Your answer should consist of each line below that contains the string "mois".
[AVAILABLE RECORDS]
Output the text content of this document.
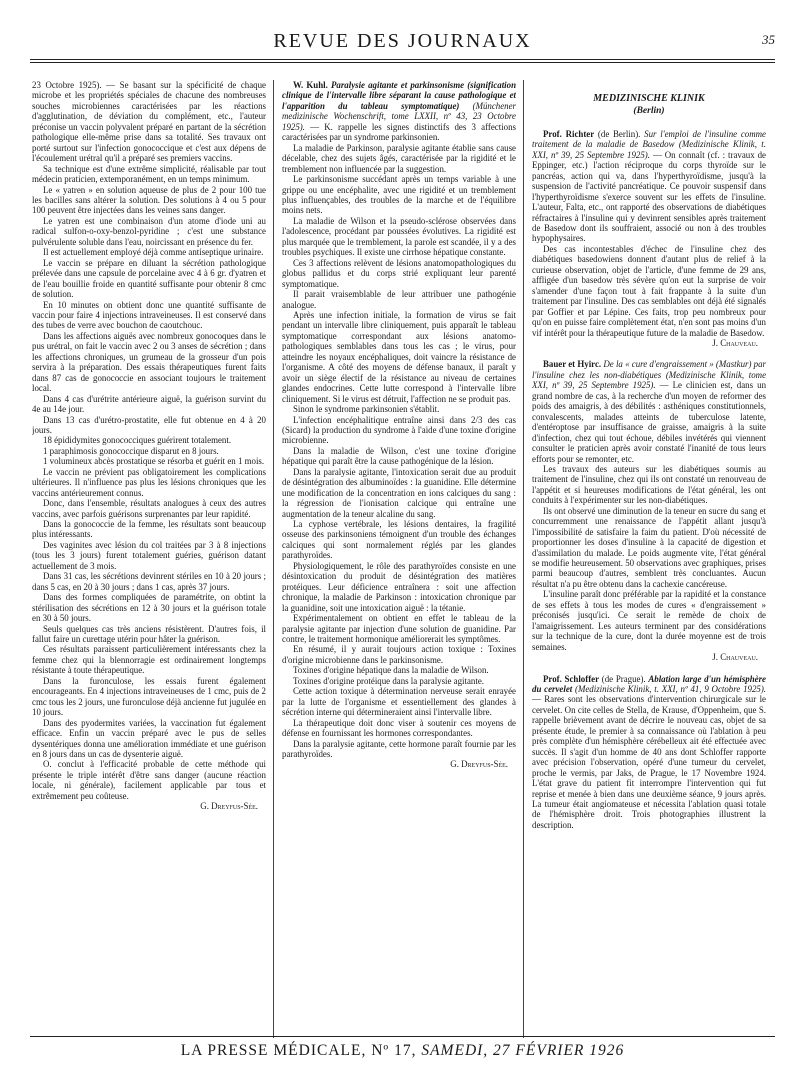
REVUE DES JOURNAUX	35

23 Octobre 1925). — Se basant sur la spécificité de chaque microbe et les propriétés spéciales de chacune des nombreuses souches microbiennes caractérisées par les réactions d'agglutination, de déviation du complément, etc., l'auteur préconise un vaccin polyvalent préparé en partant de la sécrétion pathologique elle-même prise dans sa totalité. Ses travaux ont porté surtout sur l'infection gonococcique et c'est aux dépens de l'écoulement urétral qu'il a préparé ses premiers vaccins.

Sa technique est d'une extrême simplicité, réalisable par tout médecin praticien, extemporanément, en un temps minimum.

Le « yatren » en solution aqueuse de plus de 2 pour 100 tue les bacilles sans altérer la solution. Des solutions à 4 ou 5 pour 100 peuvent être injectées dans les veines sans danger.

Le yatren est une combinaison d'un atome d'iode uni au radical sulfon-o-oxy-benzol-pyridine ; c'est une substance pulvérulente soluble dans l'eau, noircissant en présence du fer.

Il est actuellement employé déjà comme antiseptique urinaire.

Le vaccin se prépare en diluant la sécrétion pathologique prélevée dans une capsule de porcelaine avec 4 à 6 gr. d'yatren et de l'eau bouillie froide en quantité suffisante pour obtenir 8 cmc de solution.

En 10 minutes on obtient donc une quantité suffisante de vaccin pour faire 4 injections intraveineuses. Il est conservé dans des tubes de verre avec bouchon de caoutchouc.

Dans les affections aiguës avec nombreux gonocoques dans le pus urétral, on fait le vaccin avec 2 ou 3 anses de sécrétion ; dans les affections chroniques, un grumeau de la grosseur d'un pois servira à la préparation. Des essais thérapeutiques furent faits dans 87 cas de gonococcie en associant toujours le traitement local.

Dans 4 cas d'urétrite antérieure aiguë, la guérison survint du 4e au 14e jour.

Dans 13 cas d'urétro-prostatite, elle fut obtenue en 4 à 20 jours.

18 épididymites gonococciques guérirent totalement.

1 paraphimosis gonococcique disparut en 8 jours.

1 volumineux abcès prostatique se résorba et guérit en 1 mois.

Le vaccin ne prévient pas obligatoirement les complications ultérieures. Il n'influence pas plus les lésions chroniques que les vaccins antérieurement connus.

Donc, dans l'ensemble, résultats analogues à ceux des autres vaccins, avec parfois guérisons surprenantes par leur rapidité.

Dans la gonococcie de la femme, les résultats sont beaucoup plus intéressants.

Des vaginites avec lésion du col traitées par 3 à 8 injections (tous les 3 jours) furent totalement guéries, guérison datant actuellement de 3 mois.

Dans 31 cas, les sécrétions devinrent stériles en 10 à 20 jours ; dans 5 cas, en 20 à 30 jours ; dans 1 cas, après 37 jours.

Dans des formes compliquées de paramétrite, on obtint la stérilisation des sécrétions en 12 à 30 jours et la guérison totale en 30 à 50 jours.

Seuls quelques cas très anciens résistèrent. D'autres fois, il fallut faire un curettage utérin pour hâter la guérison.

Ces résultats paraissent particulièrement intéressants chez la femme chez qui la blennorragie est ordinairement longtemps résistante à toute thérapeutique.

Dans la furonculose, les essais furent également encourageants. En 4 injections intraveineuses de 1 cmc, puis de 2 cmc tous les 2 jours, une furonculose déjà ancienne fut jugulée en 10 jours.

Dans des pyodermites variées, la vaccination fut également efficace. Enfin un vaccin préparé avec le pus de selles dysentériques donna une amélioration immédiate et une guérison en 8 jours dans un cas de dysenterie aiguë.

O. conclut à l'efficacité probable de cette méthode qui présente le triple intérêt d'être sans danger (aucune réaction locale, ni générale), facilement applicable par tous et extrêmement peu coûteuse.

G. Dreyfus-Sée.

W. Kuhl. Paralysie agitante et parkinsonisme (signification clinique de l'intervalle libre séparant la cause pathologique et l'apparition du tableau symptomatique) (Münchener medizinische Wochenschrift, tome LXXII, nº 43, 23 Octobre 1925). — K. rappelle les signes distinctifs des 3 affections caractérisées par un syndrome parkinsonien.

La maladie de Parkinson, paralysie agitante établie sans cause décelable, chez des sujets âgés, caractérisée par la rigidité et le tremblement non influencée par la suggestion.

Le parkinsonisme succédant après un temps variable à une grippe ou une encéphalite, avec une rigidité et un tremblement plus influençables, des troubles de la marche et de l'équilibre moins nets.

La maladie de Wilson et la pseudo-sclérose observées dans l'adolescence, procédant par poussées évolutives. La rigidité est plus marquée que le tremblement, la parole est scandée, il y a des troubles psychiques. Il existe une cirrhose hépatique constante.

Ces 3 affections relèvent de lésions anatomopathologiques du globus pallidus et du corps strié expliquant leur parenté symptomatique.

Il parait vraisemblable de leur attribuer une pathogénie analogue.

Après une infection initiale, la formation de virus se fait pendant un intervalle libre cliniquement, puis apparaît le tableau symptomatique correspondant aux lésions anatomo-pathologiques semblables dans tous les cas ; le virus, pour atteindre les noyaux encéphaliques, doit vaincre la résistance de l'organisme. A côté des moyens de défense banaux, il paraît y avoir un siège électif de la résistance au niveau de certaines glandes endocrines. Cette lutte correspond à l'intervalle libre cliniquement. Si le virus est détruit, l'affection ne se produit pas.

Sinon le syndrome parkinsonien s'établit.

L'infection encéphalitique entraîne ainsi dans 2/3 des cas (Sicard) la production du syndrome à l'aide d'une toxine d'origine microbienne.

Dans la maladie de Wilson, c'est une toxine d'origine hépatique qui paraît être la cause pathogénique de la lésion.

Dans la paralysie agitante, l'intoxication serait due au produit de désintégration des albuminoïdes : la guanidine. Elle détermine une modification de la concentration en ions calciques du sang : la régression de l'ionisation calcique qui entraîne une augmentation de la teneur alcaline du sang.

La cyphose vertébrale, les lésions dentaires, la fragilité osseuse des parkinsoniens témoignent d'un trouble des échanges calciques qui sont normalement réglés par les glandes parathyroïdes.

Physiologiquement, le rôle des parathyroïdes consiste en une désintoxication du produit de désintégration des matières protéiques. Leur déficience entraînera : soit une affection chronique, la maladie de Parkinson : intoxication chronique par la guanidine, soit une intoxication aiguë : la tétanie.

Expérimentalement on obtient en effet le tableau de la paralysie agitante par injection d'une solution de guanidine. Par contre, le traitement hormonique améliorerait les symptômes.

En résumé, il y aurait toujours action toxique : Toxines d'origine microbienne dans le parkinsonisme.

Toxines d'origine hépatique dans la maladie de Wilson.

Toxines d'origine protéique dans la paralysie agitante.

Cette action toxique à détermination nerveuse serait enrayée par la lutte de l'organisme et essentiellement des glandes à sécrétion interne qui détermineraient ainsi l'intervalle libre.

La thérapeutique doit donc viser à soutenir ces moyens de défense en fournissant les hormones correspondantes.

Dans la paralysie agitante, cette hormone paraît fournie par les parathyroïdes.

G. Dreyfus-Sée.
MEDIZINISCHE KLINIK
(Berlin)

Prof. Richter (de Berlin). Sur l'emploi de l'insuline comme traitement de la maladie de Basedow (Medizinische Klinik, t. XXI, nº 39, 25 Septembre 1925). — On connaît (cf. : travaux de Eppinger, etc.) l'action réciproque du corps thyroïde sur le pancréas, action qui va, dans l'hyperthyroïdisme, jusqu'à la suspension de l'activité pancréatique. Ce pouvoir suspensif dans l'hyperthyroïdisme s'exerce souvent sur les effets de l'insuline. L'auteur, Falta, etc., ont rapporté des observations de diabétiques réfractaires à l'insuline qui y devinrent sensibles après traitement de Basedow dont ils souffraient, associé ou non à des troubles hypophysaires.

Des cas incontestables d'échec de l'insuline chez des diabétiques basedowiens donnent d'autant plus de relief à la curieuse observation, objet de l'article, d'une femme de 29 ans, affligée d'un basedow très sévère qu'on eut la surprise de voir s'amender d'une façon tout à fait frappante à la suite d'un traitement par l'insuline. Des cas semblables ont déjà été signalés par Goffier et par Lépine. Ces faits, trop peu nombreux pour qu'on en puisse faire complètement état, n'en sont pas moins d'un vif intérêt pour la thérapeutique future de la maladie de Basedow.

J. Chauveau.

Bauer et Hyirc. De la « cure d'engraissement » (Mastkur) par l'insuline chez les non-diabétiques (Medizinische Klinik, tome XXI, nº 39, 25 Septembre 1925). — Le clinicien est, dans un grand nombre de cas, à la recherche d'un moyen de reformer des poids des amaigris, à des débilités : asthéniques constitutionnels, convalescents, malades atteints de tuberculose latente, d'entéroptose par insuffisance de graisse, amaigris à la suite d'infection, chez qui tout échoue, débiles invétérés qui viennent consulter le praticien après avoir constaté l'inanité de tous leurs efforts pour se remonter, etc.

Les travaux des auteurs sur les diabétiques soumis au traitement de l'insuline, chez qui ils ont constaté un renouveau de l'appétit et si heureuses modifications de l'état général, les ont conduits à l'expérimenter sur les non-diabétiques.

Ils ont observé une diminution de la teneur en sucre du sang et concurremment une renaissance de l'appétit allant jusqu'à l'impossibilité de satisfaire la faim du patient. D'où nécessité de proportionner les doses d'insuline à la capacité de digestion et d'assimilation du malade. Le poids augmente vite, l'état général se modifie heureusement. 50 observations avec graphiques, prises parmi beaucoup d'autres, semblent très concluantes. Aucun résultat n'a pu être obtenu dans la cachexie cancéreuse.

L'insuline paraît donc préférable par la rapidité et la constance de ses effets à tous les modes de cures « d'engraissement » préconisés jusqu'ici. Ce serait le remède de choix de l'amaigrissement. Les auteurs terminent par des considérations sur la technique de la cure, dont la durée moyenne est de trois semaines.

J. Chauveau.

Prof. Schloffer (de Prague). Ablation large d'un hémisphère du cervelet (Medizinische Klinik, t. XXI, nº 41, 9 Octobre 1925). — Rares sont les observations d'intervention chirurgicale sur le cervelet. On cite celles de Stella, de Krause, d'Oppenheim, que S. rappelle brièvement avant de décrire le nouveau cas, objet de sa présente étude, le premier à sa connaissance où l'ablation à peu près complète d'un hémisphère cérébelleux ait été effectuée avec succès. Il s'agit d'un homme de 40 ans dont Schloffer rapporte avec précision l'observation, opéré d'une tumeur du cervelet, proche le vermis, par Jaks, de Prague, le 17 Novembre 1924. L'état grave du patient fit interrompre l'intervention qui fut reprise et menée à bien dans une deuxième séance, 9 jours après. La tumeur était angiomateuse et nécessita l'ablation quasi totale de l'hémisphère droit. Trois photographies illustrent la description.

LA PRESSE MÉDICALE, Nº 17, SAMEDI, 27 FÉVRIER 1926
[/AVAILABLE RECORDS]
[AVAILABLE RECORDS]
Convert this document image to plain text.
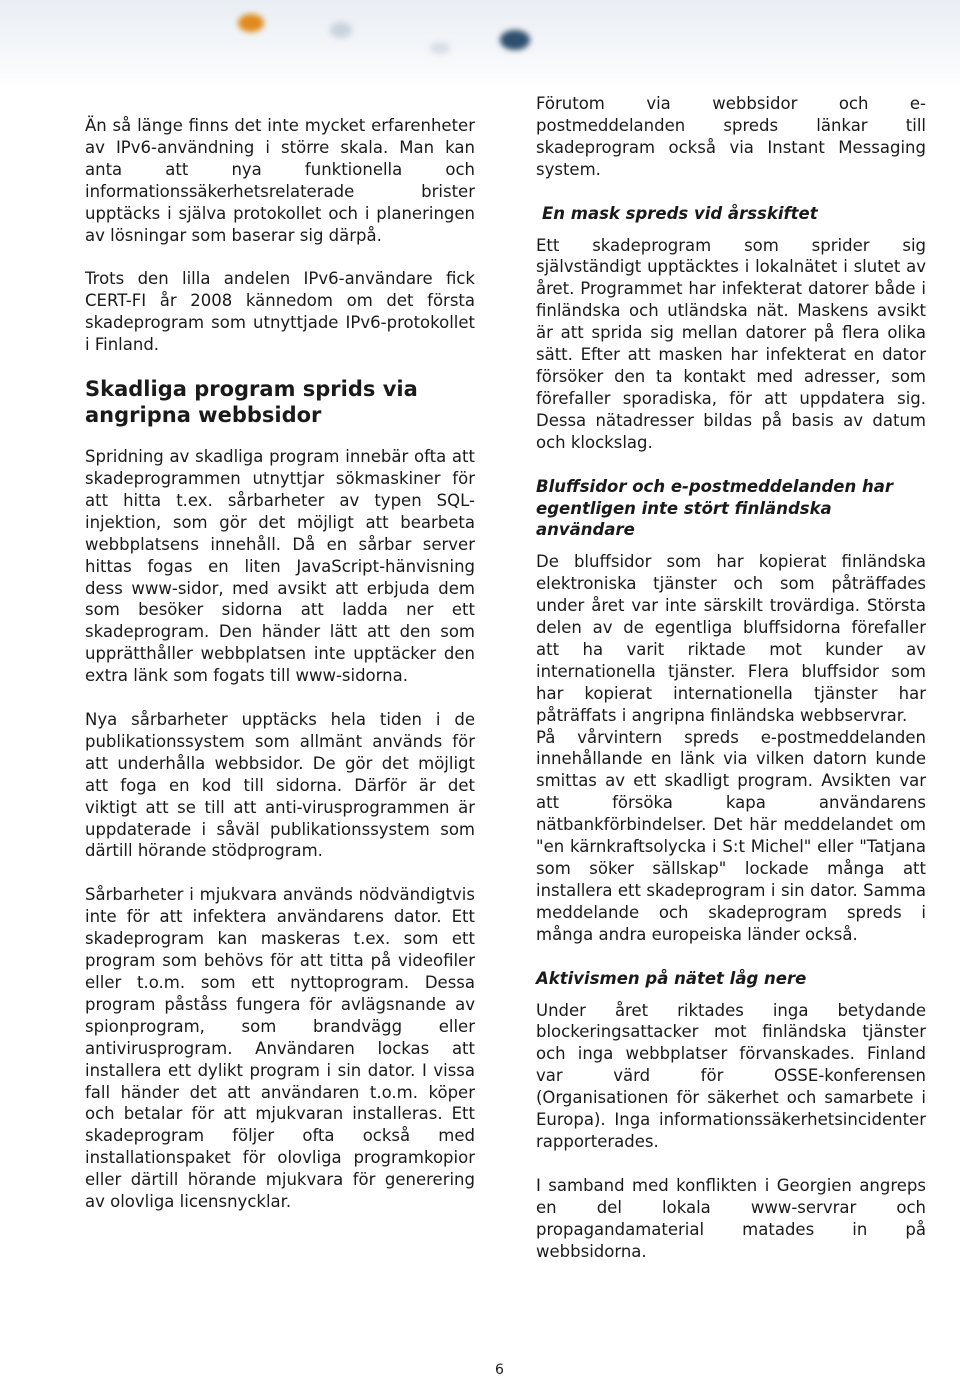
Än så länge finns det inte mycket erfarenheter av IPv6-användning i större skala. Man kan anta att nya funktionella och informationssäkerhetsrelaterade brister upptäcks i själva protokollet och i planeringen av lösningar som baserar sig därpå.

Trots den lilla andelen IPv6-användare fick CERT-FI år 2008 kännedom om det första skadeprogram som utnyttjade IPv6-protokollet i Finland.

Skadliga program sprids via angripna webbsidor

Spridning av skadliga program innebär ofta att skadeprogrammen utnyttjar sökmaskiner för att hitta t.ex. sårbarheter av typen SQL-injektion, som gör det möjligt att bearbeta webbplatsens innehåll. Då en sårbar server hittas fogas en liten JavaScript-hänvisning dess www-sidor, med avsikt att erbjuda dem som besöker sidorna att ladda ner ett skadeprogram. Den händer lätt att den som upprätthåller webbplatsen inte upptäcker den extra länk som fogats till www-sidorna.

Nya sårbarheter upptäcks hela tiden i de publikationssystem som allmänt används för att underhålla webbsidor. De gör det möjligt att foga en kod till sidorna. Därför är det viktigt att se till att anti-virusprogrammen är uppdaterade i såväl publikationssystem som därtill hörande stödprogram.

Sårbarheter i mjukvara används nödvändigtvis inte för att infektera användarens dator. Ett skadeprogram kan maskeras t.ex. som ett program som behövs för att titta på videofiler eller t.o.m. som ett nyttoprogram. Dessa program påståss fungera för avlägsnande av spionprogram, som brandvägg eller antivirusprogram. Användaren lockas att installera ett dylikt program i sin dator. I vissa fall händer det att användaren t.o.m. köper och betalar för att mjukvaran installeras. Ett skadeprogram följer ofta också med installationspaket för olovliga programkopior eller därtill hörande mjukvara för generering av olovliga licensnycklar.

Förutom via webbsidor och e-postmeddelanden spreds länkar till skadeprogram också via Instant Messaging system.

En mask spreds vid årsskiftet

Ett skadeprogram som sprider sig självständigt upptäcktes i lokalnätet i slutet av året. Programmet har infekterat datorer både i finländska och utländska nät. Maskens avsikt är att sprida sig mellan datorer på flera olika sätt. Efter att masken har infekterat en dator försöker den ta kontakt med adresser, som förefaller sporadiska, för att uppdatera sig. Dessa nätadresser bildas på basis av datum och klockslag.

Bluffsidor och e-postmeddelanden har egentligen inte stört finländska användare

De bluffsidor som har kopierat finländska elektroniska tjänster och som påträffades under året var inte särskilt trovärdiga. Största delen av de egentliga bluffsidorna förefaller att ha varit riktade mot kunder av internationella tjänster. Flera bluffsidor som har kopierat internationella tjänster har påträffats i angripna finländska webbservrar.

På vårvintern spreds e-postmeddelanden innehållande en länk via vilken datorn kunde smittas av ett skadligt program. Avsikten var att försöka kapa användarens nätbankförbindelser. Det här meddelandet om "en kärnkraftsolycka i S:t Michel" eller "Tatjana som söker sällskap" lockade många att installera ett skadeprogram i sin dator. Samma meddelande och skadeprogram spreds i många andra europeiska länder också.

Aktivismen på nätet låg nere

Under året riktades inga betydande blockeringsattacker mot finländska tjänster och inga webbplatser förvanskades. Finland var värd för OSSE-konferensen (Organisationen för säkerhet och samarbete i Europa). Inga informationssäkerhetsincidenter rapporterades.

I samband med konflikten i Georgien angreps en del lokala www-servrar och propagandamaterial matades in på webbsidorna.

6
[/AVAILABLE RECORDS]
[AVAILABLE RECORDS]
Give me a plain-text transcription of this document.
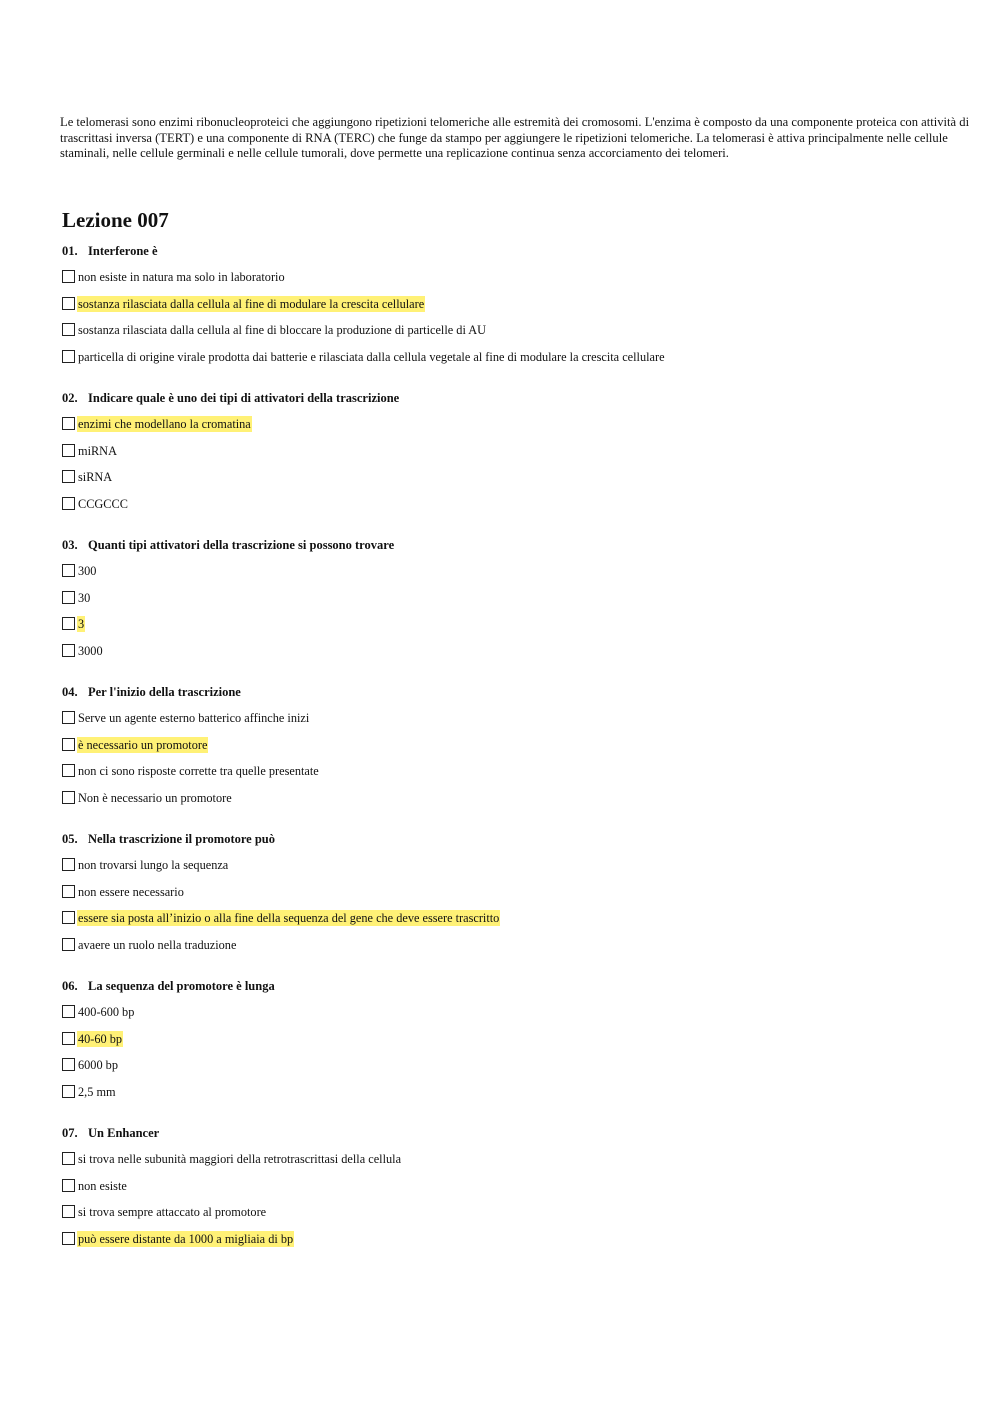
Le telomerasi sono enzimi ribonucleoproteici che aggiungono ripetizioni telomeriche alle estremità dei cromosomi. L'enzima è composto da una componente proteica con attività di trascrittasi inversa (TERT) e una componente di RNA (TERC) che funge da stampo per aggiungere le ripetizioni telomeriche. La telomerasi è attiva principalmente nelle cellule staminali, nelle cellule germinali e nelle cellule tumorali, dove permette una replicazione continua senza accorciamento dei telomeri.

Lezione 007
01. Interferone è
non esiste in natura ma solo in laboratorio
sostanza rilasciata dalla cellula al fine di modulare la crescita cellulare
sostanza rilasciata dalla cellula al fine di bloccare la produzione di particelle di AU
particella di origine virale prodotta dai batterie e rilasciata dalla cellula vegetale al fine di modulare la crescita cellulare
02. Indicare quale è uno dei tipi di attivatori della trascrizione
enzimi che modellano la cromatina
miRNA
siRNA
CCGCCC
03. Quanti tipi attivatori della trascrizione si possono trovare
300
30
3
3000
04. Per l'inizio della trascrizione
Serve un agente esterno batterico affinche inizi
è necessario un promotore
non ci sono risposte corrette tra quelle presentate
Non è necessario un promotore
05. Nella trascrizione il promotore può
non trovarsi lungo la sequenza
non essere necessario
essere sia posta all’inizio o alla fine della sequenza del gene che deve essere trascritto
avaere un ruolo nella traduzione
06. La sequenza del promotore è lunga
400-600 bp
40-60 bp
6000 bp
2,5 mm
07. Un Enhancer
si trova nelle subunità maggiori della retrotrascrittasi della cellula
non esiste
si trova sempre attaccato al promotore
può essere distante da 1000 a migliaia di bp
[/AVAILABLE RECORDS]
THE COMPLETED TASK:
1 volumineux abcès prostatique se résorba et guérit en 1 mois.
Des vaginites avec lésion du col traitées par 3 à 8 injections (tous les 3 jours) furent totalement guéries, guérison datant actuellement de 3 mois.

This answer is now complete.